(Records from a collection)

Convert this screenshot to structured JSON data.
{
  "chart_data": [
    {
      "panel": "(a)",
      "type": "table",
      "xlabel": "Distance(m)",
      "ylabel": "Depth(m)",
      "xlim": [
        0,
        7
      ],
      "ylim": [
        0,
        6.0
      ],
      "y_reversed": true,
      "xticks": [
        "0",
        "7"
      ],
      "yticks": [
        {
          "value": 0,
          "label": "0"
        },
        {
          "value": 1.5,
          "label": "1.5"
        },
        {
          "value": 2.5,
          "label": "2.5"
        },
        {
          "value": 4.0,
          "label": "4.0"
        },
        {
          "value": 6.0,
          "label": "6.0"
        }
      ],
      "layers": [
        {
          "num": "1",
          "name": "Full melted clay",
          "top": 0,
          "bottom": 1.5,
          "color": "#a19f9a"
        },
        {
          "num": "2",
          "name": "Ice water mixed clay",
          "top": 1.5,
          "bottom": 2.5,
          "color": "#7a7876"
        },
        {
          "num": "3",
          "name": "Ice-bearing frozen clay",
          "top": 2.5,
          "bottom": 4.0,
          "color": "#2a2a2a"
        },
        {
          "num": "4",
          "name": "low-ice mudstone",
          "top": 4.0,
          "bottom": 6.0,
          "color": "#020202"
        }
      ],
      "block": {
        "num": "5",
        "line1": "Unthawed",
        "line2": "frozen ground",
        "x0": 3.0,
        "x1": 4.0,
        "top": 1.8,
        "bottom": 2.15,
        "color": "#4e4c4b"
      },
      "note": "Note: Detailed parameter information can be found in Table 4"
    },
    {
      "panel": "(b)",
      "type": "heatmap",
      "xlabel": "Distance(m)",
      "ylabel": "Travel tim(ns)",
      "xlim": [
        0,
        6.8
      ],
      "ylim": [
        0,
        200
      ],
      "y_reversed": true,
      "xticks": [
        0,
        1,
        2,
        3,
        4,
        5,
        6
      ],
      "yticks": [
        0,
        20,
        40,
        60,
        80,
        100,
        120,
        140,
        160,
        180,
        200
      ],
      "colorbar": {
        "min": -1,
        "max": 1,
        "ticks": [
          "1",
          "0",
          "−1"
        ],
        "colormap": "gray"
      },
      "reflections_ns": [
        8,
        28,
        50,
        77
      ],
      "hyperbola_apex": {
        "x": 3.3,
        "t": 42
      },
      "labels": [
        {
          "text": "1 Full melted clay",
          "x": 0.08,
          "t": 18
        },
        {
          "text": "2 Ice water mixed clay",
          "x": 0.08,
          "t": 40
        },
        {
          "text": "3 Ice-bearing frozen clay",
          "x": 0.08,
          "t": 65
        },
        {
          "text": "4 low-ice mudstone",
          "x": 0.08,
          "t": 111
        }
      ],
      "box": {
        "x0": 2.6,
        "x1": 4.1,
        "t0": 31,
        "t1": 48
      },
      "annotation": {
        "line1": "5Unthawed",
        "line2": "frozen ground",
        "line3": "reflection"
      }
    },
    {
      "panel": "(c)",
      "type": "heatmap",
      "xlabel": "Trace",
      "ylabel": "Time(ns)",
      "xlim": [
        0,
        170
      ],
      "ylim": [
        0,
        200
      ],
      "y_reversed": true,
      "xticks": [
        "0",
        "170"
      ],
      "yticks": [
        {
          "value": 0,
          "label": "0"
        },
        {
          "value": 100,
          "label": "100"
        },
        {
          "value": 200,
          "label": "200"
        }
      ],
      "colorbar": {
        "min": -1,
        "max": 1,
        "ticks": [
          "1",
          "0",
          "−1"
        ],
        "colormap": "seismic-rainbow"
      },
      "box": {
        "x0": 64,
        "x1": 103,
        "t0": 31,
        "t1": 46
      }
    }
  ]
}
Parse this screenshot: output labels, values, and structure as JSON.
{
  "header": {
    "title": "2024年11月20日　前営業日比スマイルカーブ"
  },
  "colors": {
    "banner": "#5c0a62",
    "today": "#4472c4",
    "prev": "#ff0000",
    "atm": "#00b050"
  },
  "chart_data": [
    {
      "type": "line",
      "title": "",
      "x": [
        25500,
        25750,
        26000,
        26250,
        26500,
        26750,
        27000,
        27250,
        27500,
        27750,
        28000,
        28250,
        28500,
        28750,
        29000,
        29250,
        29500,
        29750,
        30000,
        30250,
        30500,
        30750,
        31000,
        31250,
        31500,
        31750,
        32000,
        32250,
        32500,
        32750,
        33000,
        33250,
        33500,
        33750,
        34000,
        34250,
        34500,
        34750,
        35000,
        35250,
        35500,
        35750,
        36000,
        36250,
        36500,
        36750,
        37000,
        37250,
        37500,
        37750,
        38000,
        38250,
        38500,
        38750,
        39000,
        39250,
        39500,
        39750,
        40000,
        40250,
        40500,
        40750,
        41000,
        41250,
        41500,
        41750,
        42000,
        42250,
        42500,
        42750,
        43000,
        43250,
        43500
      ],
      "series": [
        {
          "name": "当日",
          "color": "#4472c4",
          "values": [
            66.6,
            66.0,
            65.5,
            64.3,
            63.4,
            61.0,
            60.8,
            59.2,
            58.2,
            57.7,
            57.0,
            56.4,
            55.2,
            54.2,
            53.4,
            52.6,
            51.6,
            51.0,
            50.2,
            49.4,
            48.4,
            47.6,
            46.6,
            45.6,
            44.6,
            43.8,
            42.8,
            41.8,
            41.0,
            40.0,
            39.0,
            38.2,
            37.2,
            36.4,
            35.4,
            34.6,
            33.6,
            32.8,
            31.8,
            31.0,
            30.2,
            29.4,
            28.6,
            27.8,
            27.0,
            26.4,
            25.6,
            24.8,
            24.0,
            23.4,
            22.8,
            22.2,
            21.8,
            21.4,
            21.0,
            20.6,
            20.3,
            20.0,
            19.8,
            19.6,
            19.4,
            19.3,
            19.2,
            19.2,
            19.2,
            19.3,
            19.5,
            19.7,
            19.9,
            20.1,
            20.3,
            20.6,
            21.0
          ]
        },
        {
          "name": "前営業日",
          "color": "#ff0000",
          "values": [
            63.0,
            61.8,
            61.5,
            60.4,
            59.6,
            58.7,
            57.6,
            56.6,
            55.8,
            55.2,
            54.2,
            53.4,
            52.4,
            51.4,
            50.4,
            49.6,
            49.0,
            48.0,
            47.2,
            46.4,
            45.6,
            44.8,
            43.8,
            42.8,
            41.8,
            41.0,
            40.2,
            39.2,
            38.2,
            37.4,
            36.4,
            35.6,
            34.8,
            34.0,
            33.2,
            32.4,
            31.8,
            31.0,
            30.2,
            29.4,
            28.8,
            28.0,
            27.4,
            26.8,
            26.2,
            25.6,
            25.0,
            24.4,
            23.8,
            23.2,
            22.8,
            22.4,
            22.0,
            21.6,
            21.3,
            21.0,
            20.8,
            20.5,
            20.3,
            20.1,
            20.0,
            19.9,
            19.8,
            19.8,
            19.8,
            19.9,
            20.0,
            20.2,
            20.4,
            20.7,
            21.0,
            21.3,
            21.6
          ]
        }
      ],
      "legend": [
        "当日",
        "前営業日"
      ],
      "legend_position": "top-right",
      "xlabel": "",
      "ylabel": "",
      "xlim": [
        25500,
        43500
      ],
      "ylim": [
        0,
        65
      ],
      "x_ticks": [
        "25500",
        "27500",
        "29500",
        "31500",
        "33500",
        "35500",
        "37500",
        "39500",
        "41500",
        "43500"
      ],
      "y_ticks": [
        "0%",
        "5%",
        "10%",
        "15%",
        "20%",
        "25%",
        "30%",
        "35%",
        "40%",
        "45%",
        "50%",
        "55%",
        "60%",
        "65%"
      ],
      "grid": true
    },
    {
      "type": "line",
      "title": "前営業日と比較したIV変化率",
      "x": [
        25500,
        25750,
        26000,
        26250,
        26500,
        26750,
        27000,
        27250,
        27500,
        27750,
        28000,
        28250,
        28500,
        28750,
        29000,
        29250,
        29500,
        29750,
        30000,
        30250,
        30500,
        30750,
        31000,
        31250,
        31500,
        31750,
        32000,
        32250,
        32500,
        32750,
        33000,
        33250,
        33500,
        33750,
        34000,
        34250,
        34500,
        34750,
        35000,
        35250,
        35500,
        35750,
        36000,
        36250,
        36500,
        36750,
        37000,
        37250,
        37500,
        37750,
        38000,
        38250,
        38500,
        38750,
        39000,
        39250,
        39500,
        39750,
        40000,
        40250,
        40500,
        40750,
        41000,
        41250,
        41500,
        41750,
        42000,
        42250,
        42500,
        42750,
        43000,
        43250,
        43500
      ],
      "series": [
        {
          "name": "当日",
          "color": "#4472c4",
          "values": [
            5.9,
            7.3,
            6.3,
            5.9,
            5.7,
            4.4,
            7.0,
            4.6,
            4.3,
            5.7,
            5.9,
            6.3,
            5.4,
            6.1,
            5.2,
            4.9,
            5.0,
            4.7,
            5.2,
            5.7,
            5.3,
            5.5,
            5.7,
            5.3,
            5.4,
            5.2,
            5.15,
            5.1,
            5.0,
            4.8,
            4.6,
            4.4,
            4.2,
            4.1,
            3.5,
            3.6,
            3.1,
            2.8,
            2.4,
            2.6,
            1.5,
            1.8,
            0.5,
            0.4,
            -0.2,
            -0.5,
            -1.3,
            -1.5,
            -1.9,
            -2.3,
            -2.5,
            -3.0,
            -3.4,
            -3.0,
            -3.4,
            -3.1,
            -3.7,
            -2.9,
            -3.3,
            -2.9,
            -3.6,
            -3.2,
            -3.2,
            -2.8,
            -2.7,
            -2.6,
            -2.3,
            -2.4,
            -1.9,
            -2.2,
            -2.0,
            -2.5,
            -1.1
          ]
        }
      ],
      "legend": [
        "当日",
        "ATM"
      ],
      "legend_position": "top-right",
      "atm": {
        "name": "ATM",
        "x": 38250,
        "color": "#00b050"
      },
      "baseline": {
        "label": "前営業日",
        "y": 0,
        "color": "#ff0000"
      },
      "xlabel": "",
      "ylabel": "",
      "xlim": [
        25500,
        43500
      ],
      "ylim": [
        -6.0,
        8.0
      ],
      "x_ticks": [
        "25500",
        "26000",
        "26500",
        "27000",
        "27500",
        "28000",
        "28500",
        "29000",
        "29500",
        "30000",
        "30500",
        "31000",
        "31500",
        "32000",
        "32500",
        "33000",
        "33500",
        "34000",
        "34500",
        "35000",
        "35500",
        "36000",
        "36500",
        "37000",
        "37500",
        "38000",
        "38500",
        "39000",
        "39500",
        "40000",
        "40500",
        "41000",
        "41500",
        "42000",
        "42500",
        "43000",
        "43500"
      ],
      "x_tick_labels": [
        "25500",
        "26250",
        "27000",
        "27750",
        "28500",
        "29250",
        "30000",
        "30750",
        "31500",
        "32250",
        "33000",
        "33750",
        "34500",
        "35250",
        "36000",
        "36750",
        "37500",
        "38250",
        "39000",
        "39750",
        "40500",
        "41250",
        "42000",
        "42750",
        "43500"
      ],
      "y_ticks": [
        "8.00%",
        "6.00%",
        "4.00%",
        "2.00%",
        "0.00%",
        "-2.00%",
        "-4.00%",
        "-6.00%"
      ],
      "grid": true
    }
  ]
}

__EXERCISE INSTRUCTIONS__:
Scan the material above. Extract every line in which the word "screenshot" occurs.

__RESPONSE TO THE EXERCISE__:
Convert this screenshot to structured JSON data.
Parse this screenshot: output labels, values, and structure as JSON.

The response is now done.